## PROVIDED TEXT
--*--

We made it to Isabella, after only a minor detour due to Grandfatherly misdirection, well before 1:00pm. My thought was, I wanted to be on Hog Creek no later than 1:30 or so, giving us plenty of daylight to negotiate that meander, get into Perent, find a campsite, and set up camp. Nice plan, right?
“It was,” Matt said.
We spent time driving around Isabella. Not a lot of time, you understand, since it’s just a hamlet in the middle of nowhere.
“What’s your receipt say as to where you’re supposed to pick up the permit?’
The Jeep grew quiet.
“Matt?”
“It says permit pick-up is at the Tofte Ranger station.”
Matt called Tofte and found out they were open until 4:30pm. We had plenty of time, given it was an hour drive and not yet two, to pick up the permit. Still. There was a lot of father son discussion about reading the fine print before setting out on a wild goose chase. But, we got to Tofte, watched the obligatory BWCA video with the boys, got our permit and directions how to access Hog Creek via the back roads.
We made it to the landing by 3:30. I was concerned we’d left ourselves precious little daylight to find a campsite, set up, and cook dinner. Turned out my assessment of the situation was correct. And that was before we encountered another unexpected delay.
“Matt, do you have your rods?” I asked as we paddled a wide stretch of the creek close to its confluence with Perent Lake.
“I thought you grabbed them,” Matt said.

--*--

## RECORD EXTRACTS
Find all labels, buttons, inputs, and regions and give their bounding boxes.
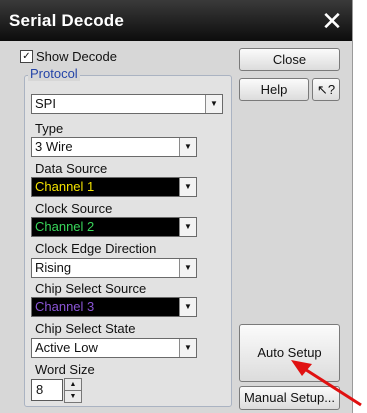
annotation-arrow-line: [299, 364, 362, 407]
annotation-arrow: [291, 360, 362, 407]
annotation-arrow-head: [291, 360, 312, 376]
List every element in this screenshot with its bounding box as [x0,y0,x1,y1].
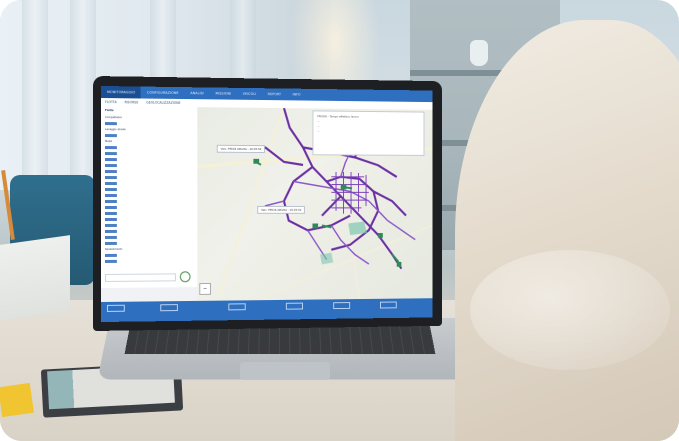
status-field [228,303,246,311]
vehicle-badge [104,211,117,215]
status-field [380,301,397,309]
subtab-geolocalizzazione[interactable]: GEOLOCALIZZAZIONE [142,101,184,105]
tree-group[interactable]: Lavaggio strade [105,128,126,131]
sidebar-footer [101,287,199,302]
vehicle-badge [104,241,117,245]
tree-item[interactable] [104,152,119,156]
vehicle-badge [104,205,117,209]
laptop-screen: MONITORAGGIO CONFIGURAZIONE ANALISI MISS… [101,86,433,322]
tree-item[interactable] [104,259,119,264]
tab-missioni[interactable]: MISSIONI [210,91,237,96]
vehicle-badge [104,134,117,138]
vehicle-badge [104,188,117,192]
vehicle-badge [104,176,117,180]
info-line: — [317,129,320,133]
tree-item[interactable] [104,229,119,234]
tab-monitoraggio[interactable]: MONITORAGGIO [101,86,142,99]
curtain [22,0,48,180]
vehicle-info-panel[interactable]: FP0000 - Tempo effettivo lavoro — — — [312,110,425,156]
paper-tray [0,235,70,320]
photo-scene: MONITORAGGIO CONFIGURAZIONE ANALISI MISS… [0,0,679,441]
zoom-out-button[interactable]: − [199,282,211,295]
vehicle-callout[interactable]: Veic. FP016 Attivita - 10:25:52 [216,144,266,153]
tree-item[interactable] [104,211,119,216]
search-icon[interactable] [179,271,191,283]
tree-item[interactable] [104,223,119,228]
vehicle-badge [104,217,117,221]
sticky-notes [0,382,34,418]
subtab-risorse[interactable]: RISORSE [121,100,143,104]
tree-item[interactable] [104,235,119,240]
tab-configurazione[interactable]: CONFIGURAZIONE [141,91,184,96]
vehicle-badge [104,122,117,126]
tree-item[interactable] [104,205,119,210]
tree-item[interactable] [104,200,119,204]
tree-item[interactable] [104,188,119,192]
info-line: — [317,125,320,128]
tree-item[interactable] [104,134,119,138]
vehicle-badge [104,200,117,204]
vehicle-badge [104,259,117,263]
vehicle-badge [104,194,117,198]
laptop-keyboard [124,326,436,354]
status-field [160,304,178,312]
status-field[interactable] [333,302,351,310]
status-field [106,304,125,312]
tree-item[interactable] [104,170,119,174]
tree-item[interactable] [104,146,119,150]
vehicle-callout[interactable]: Veic. FP016 Attivita - 10:25:52 [257,205,306,214]
vehicle-badge [104,182,117,186]
tree-item[interactable] [104,241,119,246]
vehicle-badge [104,146,117,150]
tree-item[interactable] [104,194,119,198]
status-field [285,302,303,310]
tab-analisi[interactable]: ANALISI [184,91,209,95]
info-line: — [317,120,320,124]
tree-group[interactable]: Spazzamento [105,248,122,251]
subtab-flotta[interactable]: FLOTTA [101,100,121,104]
tree-item[interactable] [104,158,119,162]
vehicle-badge [104,223,117,227]
trackpad [240,362,330,380]
sidebar-search-input[interactable] [104,273,176,282]
vehicle-badge [104,164,117,168]
vehicle-badge [104,235,117,239]
tree-group[interactable]: Compattatori [105,116,122,119]
fleet-sidebar: Flotta Compattatori Lavaggio strade Mezz… [101,106,199,288]
tree-item[interactable] [104,182,119,186]
vehicle-badge [104,158,117,162]
vehicle-badge [104,170,117,174]
sleeve-highlight [470,250,670,370]
tree-item[interactable] [104,164,119,168]
tree-title[interactable]: Flotta [105,109,114,112]
tab-veicoli[interactable]: VEICOLI [237,92,262,96]
tab-info[interactable]: INFO [287,92,307,97]
vase [470,40,488,66]
vehicle-badge [104,253,117,257]
tab-report[interactable]: REPORT [262,92,287,96]
tree-item[interactable] [104,253,119,258]
tree-item[interactable] [104,122,119,126]
info-panel-title: FP0000 - Tempo effettivo lavoro [317,114,360,119]
vehicle-badge [104,152,117,156]
tree-item[interactable] [104,217,119,222]
tree-item[interactable] [104,176,119,180]
vehicle-badge [104,229,117,233]
tree-group[interactable]: Mezzi [105,140,112,143]
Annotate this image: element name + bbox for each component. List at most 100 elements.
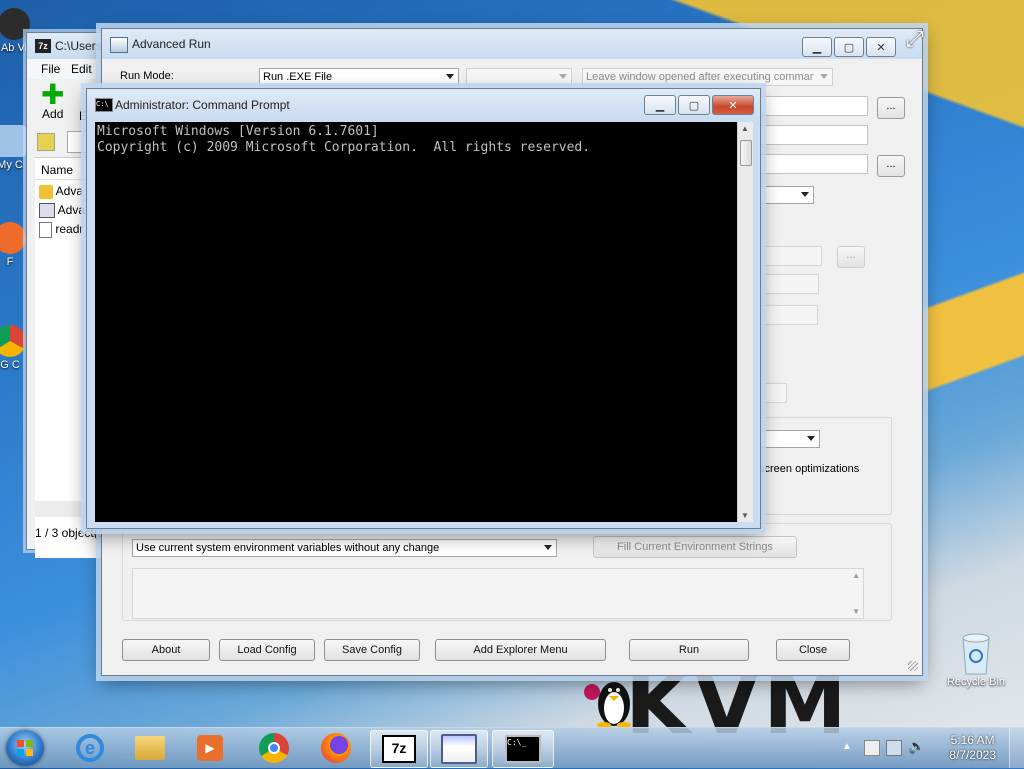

--*--

## SET TASK
Carry the Hog Creek canoe trip account forward, starting right after Matt's reply about the rods. The entries were drawn from a separate source, unrelated to the Hog Creek canoe trip account.

## EXPECTED OUTPUT
“No, I’m not in charge of your shit, Matt,” I said, in a less than grandfatherly tone.
“You told me to move them, when they were resting next to the packs.”
“That’s because I didn’t want them to get busted. But I never loaded them in your canoe and they’re not in the kayak.”
Understand: by this time we’d climbed over three beaver dams and were two-thirds of the way down the creek. There was little choice: I had one extra rod in my tube. Fine for Matt but the kids wouldn’t be able to fish.
“I’ll go back. You keep paddling. Stay at the mouth when you hit the lake so I can find you.”
As I headed back upstream, the modest current a non-factor, I was pretty pissed off. The rods weren’t left at the portage, a short jaunt from the landing. They were all the way back at the landing, where we started. Which meant that, in addition to climbing over at least one of the three dams, I’d have to unload the gear in the kayak (Matt’s and the kids’ extra stuff), and portage not once, but twice. I’m never gonna do this again, I thought as my shoulders throbbed and my legs tightened when I pressed my feet into the SunDolphin’s foot pegs. But, despite adding at least another hour and a half to the journey (I paddled like mad), and making nearly three complete trips up and down Hog Creek, when I met up with my son and grandsons, the tempest had passed. Exhaustion will do that to a guy.
Things didn’t get easier.
“What about that campsite?” I asked as we paddled into the lake.
“No good. I let the kids out there to explore. It’s no good. All lilly pads. No place to swim.”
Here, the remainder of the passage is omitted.